• [TO BE DONE]
Write out the lines below with no changes, from the first line through the line containing "The inverter 47c is at (468, 118).", including both.

• [Dataset entries]
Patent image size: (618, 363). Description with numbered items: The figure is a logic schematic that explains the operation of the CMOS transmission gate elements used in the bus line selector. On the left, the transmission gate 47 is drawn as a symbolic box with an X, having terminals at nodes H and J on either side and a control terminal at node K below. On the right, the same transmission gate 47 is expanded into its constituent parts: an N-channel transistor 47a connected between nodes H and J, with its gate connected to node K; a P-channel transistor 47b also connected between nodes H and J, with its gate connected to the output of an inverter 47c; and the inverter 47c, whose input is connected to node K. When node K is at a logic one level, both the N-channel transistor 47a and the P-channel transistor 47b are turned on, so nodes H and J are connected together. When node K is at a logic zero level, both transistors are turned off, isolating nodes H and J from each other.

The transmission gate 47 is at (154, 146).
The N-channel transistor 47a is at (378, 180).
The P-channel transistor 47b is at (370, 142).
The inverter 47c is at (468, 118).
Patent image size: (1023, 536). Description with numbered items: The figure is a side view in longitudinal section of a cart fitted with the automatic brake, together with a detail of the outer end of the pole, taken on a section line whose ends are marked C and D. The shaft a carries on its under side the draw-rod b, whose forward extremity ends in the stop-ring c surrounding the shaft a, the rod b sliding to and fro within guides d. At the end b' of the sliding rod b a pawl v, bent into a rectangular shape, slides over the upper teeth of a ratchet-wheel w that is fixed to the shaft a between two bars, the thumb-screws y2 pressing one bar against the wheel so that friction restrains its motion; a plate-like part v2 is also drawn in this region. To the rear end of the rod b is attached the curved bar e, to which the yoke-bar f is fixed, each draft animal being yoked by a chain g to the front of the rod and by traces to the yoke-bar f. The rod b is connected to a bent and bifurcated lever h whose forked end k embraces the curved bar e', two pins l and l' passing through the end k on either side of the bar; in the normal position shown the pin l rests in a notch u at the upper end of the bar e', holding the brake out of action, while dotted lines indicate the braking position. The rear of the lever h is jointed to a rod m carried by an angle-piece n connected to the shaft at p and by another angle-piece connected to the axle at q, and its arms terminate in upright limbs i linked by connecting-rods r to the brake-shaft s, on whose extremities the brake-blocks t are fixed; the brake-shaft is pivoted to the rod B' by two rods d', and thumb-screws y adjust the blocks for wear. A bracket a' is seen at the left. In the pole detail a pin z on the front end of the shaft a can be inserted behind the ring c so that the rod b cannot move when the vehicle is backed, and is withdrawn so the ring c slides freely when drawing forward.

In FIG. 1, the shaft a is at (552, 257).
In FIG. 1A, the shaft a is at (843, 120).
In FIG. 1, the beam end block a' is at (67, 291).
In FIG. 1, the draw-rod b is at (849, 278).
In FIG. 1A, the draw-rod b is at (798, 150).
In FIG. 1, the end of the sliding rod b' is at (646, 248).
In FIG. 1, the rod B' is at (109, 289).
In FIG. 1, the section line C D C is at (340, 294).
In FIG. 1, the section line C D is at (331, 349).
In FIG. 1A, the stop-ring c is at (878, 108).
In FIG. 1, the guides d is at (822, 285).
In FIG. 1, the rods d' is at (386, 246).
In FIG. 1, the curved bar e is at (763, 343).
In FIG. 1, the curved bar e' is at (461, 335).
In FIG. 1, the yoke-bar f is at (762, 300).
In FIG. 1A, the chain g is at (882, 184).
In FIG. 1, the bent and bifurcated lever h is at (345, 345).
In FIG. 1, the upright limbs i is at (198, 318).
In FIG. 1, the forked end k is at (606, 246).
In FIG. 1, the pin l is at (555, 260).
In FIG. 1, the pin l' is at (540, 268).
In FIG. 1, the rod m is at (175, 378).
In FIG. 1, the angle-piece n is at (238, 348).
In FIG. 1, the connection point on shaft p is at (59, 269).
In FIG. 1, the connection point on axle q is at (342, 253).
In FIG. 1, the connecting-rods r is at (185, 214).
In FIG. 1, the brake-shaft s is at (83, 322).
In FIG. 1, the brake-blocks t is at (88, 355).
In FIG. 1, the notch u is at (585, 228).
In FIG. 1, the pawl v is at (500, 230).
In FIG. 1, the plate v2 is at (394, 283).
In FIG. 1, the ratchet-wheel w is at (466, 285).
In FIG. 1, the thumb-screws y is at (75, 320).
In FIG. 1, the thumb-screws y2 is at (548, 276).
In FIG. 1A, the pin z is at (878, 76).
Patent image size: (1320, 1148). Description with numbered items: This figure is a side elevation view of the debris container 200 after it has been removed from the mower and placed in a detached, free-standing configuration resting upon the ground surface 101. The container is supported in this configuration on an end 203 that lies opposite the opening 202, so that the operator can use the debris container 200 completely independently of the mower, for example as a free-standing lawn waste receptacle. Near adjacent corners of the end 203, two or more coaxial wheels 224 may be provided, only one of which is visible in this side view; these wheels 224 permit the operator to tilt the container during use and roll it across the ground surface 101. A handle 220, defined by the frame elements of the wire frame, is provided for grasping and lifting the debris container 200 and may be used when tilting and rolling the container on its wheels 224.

• [TASK RESPONSE]
Patent image size: (618, 363). Description with numbered items: The figure is a logic schematic that explains the operation of the CMOS transmission gate elements used in the bus line selector. On the left, the transmission gate 47 is drawn as a symbolic box with an X, having terminals at nodes H and J on either side and a control terminal at node K below. On the right, the same transmission gate 47 is expanded into its constituent parts: an N-channel transistor 47a connected between nodes H and J, with its gate connected to node K; a P-channel transistor 47b also connected between nodes H and J, with its gate connected to the output of an inverter 47c; and the inverter 47c, whose input is connected to node K. When node K is at a logic one level, both the N-channel transistor 47a and the P-channel transistor 47b are turned on, so nodes H and J are connected together. When node K is at a logic zero level, both transistors are turned off, isolating nodes H and J from each other.

The transmission gate 47 is at (154, 146).
The N-channel transistor 47a is at (378, 180).
The P-channel transistor 47b is at (370, 142).
The inverter 47c is at (468, 118).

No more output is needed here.